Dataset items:
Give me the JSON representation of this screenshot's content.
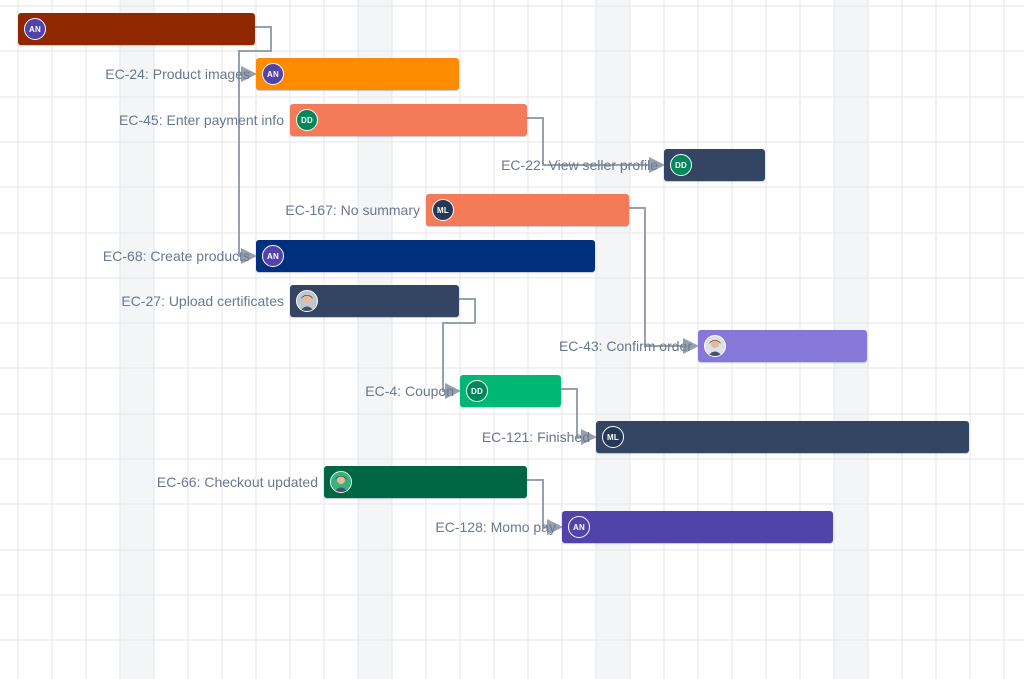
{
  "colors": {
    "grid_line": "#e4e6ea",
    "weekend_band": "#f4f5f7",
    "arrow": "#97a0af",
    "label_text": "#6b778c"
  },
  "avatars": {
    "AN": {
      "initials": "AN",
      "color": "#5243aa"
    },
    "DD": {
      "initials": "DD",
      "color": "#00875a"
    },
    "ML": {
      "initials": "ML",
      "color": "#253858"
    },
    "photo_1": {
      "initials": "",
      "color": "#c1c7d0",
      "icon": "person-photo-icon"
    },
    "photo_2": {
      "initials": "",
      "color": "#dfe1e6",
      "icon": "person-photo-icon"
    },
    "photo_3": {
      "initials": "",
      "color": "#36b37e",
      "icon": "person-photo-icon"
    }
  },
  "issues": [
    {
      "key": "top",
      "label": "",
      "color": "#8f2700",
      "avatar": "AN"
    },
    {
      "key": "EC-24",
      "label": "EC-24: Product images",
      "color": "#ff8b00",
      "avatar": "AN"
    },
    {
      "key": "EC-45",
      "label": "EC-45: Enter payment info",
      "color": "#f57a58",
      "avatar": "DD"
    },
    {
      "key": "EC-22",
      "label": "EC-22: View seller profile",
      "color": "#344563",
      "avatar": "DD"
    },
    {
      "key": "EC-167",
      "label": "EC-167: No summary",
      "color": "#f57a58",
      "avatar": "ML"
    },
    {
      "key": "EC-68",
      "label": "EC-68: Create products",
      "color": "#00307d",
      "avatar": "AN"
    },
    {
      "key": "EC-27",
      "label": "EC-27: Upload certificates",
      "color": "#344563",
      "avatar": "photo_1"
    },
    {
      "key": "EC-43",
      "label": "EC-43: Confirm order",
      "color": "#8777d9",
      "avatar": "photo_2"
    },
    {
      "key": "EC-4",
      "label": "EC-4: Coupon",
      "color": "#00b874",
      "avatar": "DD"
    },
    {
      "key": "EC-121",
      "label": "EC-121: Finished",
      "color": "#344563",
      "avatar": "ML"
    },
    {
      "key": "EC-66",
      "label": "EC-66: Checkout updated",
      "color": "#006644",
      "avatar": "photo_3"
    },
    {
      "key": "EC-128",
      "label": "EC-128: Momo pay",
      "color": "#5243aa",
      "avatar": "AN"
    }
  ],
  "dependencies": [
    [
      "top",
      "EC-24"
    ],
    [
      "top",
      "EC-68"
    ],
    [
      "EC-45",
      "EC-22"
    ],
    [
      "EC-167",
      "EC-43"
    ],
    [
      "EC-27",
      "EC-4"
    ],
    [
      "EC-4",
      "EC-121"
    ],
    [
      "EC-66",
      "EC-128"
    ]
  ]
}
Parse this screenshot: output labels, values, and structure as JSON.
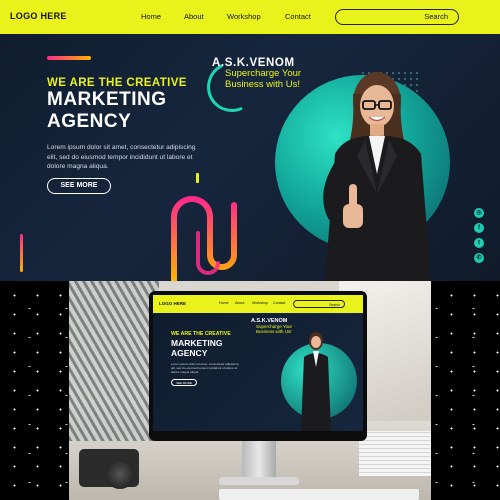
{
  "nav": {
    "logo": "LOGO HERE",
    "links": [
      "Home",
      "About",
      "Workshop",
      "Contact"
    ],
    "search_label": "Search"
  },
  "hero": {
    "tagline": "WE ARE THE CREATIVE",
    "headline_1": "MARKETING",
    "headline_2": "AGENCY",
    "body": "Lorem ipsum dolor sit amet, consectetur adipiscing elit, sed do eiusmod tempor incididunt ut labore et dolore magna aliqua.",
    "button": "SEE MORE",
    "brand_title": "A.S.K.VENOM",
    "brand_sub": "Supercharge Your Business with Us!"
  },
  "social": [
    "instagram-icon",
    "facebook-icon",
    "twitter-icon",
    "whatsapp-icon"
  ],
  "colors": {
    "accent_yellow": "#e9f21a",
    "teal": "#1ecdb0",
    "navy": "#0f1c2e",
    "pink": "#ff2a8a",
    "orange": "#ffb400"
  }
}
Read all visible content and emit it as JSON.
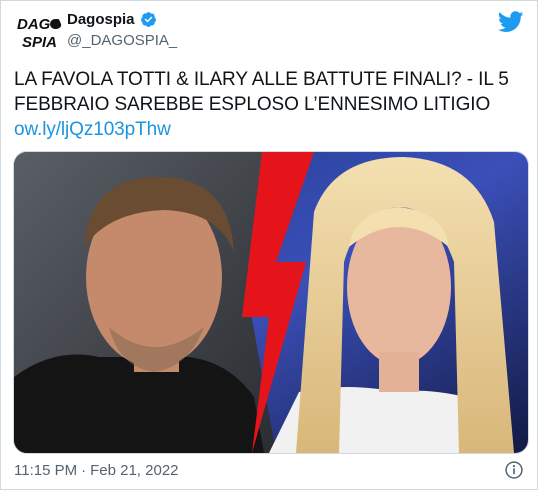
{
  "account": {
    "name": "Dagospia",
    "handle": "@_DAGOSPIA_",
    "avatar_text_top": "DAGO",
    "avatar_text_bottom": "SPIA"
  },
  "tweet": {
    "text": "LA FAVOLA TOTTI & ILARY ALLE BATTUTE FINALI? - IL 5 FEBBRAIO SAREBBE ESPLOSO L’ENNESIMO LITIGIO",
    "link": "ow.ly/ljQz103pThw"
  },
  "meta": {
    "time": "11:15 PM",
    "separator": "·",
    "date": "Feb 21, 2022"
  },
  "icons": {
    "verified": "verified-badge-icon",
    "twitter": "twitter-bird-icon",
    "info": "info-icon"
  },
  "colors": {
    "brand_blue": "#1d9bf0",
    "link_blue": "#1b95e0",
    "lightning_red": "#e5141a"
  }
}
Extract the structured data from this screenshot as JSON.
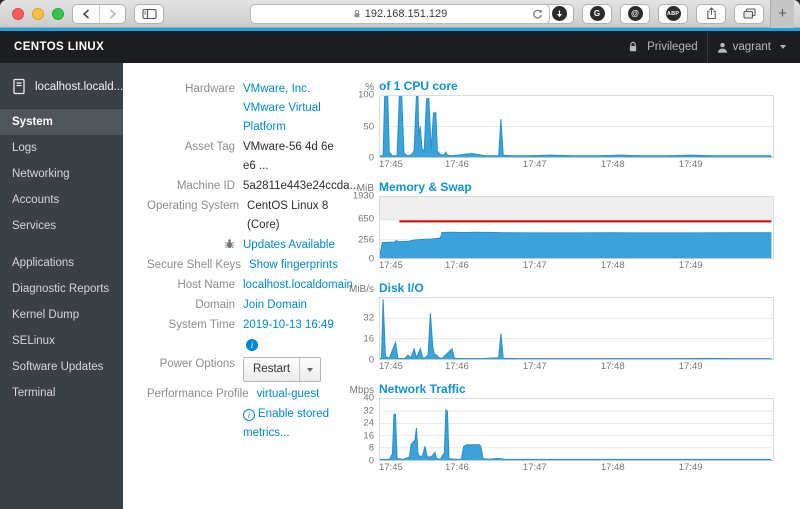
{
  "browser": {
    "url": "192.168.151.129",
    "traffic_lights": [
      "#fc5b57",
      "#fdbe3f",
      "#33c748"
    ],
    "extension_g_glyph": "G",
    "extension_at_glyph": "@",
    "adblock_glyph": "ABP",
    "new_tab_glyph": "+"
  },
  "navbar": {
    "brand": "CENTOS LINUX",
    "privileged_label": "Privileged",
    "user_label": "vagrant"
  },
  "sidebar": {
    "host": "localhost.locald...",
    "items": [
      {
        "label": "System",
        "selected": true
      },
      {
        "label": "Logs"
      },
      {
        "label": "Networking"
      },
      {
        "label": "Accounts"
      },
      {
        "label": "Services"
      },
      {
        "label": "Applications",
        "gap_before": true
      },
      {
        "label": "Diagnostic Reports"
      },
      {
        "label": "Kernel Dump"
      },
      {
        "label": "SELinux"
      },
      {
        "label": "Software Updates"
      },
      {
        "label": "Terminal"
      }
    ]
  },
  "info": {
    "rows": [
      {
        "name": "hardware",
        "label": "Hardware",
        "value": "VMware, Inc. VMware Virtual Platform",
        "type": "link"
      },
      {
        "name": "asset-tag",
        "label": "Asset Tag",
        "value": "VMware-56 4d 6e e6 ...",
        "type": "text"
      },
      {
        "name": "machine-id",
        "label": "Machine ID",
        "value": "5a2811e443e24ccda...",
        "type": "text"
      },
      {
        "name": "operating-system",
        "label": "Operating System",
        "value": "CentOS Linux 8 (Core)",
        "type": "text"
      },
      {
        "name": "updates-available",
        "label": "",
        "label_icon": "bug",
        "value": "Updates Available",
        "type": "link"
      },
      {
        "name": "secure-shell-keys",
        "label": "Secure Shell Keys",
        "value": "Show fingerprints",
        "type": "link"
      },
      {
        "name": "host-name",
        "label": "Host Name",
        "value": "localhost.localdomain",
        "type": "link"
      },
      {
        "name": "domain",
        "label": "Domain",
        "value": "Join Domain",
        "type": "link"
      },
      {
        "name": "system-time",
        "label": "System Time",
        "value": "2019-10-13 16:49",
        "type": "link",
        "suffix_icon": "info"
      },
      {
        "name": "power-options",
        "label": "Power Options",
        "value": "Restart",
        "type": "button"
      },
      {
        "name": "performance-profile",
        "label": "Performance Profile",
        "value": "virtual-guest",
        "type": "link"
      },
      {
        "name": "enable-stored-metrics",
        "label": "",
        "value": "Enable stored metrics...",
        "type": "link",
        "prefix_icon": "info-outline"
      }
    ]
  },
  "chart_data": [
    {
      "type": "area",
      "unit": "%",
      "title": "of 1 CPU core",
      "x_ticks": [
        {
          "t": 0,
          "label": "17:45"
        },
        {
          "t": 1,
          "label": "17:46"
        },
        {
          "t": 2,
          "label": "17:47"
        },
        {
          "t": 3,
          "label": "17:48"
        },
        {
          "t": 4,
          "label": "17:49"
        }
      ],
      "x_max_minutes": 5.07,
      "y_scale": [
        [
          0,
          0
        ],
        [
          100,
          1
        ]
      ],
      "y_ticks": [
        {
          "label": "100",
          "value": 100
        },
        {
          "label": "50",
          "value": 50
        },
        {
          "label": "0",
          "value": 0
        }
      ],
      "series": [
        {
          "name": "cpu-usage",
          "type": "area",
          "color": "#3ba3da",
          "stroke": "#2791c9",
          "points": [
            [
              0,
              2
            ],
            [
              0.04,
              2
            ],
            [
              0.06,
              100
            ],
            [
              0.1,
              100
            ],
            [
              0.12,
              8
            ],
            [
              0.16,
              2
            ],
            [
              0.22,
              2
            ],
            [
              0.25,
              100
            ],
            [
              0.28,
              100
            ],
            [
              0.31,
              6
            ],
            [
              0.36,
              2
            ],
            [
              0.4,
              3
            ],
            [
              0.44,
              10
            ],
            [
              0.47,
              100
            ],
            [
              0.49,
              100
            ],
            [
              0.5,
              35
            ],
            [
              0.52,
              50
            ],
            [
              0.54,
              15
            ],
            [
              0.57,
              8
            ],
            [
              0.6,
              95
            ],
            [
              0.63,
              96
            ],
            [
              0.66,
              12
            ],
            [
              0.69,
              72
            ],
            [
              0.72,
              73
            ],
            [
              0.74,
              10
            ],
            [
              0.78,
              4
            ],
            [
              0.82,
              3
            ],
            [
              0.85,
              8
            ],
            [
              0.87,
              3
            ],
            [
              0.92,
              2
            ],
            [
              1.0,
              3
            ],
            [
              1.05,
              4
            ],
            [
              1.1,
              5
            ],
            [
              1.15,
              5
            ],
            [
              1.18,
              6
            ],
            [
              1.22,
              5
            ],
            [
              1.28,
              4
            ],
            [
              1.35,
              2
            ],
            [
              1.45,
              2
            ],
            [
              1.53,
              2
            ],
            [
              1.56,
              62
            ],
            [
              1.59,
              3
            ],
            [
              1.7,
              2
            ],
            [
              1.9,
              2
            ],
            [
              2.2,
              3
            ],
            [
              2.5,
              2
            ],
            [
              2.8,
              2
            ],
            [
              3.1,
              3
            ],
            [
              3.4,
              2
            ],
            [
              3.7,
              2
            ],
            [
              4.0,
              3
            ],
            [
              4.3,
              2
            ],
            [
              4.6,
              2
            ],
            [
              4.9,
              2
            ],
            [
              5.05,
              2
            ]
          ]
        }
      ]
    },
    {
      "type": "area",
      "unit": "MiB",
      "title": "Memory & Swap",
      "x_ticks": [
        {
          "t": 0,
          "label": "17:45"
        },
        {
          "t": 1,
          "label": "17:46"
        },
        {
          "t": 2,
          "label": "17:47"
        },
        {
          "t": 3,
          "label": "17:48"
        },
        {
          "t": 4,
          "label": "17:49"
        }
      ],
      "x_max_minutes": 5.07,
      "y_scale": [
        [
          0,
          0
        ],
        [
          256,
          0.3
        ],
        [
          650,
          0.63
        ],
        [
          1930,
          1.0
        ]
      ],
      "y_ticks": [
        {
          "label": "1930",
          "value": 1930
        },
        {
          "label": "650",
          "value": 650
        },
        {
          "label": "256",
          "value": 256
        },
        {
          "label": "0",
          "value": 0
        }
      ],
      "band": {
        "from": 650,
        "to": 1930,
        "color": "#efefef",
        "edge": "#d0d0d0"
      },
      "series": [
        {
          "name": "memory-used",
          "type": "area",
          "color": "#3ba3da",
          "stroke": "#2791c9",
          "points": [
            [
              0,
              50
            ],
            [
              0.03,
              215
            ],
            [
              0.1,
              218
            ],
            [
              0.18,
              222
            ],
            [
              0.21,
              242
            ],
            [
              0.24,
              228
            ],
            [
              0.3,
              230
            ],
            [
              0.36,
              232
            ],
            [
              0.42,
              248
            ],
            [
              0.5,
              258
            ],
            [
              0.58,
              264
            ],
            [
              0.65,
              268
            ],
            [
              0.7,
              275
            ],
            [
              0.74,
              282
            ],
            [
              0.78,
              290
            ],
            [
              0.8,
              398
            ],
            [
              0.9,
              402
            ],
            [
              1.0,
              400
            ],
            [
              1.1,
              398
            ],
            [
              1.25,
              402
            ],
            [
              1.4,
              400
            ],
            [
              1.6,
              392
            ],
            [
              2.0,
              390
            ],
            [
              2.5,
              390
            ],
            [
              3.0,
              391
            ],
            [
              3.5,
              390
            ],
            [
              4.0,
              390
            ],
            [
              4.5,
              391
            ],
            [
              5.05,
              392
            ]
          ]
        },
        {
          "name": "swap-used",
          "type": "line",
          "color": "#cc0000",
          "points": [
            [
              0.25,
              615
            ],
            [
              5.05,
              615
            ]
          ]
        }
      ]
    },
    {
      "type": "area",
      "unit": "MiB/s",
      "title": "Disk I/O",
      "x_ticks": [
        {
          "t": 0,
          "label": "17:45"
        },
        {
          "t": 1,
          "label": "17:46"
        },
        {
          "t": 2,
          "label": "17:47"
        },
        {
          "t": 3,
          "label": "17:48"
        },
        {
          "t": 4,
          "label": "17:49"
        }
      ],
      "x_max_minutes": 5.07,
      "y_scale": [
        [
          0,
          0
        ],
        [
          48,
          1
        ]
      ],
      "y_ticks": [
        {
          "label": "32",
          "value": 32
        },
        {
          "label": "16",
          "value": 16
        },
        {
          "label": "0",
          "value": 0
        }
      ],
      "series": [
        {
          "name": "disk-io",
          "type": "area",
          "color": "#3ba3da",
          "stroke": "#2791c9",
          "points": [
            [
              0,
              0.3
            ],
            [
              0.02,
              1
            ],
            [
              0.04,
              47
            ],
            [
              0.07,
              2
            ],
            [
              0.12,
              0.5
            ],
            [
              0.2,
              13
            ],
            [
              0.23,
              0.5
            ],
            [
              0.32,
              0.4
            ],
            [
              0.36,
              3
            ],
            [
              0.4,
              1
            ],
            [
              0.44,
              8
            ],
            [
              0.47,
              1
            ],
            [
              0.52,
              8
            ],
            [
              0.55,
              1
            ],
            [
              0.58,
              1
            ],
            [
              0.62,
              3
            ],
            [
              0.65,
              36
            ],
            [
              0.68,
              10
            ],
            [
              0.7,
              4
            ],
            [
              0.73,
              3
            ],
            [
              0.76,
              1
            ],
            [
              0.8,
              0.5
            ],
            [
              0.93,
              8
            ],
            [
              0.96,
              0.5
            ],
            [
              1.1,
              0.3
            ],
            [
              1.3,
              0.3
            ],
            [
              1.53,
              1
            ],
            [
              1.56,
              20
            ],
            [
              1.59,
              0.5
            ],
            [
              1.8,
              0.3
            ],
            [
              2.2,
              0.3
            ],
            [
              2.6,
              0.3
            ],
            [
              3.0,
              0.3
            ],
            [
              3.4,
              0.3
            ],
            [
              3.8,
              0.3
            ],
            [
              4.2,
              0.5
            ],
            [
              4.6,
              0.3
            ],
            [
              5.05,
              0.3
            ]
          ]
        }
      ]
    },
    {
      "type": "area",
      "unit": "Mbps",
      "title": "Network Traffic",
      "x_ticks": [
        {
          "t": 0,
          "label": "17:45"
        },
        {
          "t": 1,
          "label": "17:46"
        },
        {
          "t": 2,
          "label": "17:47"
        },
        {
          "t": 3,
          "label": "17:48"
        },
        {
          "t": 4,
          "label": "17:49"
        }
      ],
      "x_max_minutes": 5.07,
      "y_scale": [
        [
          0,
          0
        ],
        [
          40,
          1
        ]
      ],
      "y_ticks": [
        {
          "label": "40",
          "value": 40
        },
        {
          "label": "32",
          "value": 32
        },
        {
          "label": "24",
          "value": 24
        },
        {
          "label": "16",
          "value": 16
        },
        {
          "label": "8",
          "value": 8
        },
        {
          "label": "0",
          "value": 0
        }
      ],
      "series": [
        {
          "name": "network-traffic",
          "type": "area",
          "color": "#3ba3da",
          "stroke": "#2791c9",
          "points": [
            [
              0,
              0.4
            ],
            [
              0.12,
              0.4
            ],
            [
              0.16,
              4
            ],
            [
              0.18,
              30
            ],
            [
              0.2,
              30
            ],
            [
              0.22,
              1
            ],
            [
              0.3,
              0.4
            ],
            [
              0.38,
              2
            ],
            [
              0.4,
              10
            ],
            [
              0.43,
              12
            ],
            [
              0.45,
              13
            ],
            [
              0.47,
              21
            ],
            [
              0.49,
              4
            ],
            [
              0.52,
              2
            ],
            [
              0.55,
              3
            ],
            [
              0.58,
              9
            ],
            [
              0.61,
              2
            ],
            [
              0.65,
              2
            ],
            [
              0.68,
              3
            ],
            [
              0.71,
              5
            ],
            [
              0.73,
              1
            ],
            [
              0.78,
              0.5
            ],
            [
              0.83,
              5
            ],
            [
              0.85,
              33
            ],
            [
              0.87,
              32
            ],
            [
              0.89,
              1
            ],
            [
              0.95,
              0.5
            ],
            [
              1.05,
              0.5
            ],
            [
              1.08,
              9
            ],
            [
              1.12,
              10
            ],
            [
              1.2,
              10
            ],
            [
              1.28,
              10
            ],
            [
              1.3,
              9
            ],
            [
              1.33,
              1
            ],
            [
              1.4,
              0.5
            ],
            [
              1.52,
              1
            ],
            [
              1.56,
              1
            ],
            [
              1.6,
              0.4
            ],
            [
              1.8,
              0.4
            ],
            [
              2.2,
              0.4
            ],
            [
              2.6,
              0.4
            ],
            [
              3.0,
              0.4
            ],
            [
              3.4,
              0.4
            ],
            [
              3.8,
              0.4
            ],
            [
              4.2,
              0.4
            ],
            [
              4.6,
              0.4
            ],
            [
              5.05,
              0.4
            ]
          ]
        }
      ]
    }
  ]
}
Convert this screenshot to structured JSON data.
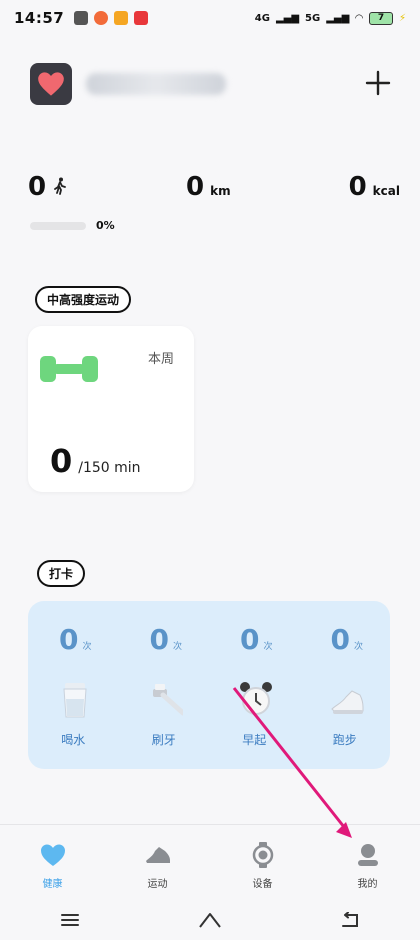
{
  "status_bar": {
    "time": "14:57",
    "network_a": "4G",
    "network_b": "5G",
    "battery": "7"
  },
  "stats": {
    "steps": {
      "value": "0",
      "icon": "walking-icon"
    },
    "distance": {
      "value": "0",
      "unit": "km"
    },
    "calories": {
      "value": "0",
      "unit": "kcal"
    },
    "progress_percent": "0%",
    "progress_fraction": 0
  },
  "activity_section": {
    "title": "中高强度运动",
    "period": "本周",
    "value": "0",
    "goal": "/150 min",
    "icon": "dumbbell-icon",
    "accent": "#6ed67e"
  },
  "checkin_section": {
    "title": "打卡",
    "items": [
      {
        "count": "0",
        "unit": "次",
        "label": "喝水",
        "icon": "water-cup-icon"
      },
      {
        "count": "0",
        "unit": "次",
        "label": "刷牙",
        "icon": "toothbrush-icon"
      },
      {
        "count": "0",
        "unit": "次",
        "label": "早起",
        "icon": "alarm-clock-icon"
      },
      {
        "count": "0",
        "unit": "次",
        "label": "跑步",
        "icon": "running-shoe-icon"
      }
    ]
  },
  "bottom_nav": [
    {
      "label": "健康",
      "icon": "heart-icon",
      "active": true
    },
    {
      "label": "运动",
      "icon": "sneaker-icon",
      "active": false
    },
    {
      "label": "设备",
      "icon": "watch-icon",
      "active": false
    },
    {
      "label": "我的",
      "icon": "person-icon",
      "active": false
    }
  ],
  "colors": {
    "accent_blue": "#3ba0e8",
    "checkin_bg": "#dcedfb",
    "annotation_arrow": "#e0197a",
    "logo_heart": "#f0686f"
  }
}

Given problem: Read the data above and count the lines that include "VMware". Answer only with the count.

Exercise result: 2